[THE PROBLEM] Identify and copy all lines of the material where the string "JSON" is found.

# # #

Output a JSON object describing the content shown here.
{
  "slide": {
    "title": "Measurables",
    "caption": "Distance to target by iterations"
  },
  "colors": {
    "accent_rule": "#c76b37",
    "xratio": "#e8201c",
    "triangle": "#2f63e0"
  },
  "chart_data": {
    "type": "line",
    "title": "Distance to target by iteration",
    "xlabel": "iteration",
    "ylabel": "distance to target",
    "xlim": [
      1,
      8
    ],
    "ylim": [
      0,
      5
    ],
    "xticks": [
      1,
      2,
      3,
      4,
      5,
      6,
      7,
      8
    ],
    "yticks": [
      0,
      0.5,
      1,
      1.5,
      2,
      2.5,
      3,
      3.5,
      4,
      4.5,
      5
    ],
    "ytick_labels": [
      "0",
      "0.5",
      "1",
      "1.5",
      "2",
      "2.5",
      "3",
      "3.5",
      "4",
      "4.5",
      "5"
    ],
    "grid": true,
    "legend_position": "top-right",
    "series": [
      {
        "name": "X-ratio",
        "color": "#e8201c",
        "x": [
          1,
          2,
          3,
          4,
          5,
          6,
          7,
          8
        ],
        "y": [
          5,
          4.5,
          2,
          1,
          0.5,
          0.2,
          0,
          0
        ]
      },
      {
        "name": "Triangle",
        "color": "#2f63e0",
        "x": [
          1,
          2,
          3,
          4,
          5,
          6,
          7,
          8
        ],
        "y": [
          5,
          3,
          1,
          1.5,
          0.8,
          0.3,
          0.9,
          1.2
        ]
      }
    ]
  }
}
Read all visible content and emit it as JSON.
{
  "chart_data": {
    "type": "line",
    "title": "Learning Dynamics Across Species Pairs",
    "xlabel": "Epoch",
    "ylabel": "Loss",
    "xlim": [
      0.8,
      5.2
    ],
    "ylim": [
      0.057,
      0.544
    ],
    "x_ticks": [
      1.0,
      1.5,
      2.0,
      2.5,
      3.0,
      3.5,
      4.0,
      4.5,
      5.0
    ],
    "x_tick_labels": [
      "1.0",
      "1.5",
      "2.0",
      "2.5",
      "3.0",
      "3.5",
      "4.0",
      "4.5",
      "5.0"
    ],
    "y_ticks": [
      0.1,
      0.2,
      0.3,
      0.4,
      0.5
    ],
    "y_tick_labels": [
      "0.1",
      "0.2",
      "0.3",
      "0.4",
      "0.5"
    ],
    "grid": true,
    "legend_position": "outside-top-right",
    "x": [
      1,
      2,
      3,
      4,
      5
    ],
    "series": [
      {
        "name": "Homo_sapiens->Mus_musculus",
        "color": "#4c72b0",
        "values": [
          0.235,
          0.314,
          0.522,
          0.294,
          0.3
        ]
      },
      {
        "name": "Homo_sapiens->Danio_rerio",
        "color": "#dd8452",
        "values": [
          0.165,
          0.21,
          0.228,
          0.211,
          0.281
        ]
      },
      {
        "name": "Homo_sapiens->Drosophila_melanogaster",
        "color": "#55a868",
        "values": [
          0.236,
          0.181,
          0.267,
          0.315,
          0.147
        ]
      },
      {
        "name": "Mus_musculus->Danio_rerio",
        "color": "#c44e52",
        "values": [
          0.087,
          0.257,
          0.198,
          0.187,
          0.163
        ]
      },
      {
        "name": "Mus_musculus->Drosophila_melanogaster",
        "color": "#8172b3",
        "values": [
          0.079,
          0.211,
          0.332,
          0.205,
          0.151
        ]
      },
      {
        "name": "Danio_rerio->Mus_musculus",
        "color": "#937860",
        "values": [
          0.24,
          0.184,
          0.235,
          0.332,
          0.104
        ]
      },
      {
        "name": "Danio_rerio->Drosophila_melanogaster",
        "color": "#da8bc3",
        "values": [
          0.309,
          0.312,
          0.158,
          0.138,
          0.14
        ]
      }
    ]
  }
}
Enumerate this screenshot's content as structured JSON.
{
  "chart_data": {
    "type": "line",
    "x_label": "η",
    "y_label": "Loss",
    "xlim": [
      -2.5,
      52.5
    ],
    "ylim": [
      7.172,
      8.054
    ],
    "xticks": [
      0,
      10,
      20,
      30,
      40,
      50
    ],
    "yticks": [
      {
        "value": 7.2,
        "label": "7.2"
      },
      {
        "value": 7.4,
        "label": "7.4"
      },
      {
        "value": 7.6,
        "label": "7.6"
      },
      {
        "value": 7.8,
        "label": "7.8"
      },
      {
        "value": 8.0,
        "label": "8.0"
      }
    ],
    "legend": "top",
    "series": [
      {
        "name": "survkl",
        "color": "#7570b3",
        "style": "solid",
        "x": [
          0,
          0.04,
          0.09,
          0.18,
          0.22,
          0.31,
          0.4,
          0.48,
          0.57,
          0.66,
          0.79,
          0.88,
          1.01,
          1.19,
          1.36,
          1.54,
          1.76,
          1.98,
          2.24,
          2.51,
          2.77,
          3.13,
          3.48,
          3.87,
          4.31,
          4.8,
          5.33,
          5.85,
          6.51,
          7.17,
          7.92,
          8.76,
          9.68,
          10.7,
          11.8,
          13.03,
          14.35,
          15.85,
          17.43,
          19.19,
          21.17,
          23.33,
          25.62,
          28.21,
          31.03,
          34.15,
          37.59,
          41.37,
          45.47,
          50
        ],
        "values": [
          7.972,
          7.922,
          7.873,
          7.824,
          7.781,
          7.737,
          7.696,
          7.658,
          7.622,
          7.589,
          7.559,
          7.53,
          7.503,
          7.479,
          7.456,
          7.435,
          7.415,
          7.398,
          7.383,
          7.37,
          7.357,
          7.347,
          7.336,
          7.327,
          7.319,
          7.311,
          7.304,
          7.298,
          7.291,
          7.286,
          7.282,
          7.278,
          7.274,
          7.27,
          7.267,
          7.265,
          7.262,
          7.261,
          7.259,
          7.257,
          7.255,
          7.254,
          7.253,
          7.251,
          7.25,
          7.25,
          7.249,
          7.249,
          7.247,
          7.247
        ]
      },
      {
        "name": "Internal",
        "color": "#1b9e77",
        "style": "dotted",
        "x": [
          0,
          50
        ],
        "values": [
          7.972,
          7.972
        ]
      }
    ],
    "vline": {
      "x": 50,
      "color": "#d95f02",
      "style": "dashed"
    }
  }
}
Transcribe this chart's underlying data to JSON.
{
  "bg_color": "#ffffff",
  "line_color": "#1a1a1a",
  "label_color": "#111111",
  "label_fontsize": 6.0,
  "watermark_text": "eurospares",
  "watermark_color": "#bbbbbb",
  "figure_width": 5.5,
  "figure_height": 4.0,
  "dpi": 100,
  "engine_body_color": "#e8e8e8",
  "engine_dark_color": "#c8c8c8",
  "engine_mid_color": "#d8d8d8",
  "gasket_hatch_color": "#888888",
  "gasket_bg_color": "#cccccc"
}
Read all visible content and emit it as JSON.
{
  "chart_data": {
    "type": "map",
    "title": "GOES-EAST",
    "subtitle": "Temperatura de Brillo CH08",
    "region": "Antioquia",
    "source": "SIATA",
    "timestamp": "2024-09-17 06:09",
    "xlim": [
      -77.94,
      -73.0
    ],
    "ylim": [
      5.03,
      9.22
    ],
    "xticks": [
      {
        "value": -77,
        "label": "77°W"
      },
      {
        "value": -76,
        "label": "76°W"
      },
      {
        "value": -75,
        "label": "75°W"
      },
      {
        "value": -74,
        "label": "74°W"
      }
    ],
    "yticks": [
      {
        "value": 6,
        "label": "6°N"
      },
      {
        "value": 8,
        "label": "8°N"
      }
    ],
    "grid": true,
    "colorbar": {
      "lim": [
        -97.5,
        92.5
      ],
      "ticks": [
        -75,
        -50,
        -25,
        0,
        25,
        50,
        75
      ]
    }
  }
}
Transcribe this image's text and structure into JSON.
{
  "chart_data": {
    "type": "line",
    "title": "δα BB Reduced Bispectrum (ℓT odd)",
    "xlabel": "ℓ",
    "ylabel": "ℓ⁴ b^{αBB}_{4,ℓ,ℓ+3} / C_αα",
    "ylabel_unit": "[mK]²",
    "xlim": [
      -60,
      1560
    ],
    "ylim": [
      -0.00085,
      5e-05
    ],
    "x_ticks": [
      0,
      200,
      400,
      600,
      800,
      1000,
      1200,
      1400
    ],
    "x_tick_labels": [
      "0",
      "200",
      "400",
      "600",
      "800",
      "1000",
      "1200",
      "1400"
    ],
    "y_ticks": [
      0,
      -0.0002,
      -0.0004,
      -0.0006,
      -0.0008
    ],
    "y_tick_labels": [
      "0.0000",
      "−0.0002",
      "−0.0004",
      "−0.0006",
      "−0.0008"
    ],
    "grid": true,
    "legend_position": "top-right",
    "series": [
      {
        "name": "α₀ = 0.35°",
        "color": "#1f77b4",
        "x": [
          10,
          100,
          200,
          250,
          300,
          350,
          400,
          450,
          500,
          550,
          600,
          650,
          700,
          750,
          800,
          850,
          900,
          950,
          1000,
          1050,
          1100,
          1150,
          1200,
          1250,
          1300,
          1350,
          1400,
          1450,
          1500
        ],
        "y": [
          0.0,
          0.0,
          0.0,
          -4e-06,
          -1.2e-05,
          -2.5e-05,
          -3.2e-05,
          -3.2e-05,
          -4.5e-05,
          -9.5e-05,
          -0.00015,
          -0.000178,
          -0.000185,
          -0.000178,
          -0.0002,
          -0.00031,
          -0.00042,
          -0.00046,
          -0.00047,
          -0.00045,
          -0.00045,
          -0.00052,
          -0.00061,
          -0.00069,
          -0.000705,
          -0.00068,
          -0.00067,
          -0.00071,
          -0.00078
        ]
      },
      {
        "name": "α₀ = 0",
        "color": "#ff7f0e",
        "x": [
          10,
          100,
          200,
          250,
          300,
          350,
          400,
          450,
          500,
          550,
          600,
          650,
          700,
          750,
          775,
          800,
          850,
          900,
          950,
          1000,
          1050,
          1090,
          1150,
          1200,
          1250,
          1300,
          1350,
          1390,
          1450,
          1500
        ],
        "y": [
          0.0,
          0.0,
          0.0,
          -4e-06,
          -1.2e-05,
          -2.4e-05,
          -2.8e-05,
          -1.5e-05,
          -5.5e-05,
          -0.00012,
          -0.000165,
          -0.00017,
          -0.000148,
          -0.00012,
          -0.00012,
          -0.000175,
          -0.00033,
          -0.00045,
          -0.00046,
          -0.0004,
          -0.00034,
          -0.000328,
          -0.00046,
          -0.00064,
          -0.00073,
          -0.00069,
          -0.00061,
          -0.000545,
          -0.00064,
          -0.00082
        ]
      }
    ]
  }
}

# # #

[COMPLETE RESPONSE]
Output a JSON object describing the content shown here.
Read all visible content and emit it as JSON.
Enumerate this screenshot's content as structured JSON.
Transcribe this chart's underlying data to JSON.
Read all visible content and emit it as JSON.
Transcribe this image's text and structure into JSON.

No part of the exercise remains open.